### Given request:
In the material below, identify each line bearing the word "Profundidade". Reproduce those lines.

### Provided data:

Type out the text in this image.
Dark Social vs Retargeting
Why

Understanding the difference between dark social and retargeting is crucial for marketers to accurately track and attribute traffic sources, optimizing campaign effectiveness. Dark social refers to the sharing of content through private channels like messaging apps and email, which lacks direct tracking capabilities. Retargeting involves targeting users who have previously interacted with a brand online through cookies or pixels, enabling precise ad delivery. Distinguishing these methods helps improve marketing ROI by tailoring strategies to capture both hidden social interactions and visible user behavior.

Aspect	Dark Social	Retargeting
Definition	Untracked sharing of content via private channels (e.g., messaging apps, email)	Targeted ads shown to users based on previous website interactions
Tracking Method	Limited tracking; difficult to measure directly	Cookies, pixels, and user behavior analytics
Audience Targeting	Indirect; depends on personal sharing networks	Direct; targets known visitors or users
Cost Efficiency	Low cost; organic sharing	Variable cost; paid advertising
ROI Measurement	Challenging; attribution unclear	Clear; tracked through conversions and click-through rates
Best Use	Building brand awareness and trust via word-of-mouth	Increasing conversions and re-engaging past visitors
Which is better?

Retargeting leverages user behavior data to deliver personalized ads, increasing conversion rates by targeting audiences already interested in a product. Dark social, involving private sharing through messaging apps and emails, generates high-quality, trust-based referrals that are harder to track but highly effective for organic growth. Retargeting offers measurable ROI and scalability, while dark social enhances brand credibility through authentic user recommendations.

---

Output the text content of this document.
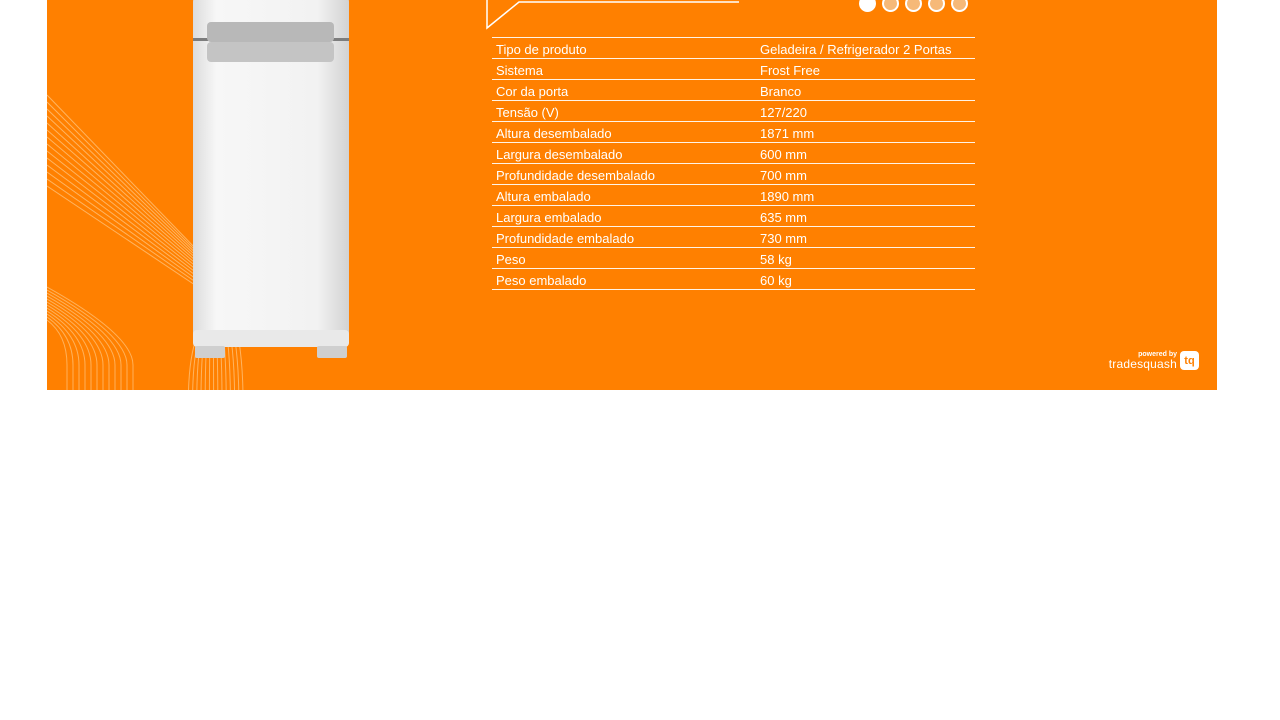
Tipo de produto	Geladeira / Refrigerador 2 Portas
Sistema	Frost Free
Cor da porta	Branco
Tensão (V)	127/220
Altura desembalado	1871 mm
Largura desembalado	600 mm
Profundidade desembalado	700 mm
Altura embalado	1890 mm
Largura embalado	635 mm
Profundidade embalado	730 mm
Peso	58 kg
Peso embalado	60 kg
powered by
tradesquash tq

--

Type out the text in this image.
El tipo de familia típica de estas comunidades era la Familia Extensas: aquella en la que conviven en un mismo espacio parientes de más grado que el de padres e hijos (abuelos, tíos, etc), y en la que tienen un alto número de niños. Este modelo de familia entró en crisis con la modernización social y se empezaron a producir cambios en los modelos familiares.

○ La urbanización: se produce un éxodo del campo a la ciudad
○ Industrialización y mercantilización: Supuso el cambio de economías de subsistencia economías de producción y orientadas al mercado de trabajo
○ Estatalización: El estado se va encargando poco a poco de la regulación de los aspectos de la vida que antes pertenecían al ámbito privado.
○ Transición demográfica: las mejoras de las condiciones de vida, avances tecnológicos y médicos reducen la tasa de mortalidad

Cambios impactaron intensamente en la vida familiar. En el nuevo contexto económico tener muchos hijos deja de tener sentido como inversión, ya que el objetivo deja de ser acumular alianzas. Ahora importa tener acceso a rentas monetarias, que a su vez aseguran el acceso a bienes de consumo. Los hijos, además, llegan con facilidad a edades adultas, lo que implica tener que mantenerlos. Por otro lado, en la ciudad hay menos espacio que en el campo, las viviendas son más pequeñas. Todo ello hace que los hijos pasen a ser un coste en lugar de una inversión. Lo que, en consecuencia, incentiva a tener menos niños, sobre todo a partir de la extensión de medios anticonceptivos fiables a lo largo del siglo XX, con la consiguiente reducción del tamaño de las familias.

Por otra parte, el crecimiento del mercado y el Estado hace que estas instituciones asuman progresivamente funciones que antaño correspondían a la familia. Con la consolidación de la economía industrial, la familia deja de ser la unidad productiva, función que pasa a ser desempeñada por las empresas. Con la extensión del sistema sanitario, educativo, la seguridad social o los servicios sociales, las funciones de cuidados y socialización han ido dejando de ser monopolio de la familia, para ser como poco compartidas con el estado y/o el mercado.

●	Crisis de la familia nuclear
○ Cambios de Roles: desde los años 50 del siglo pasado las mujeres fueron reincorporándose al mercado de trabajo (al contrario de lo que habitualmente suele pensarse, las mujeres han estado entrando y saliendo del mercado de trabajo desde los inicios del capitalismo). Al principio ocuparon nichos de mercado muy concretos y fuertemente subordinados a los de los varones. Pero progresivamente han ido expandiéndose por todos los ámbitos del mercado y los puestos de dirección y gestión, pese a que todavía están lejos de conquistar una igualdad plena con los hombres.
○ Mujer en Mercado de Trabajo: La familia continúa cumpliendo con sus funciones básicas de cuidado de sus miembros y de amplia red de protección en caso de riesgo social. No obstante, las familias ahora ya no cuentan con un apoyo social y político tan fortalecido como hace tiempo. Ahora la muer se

### Response:
Profundidade desembalado	700 mm
Profundidade embalado	730 mm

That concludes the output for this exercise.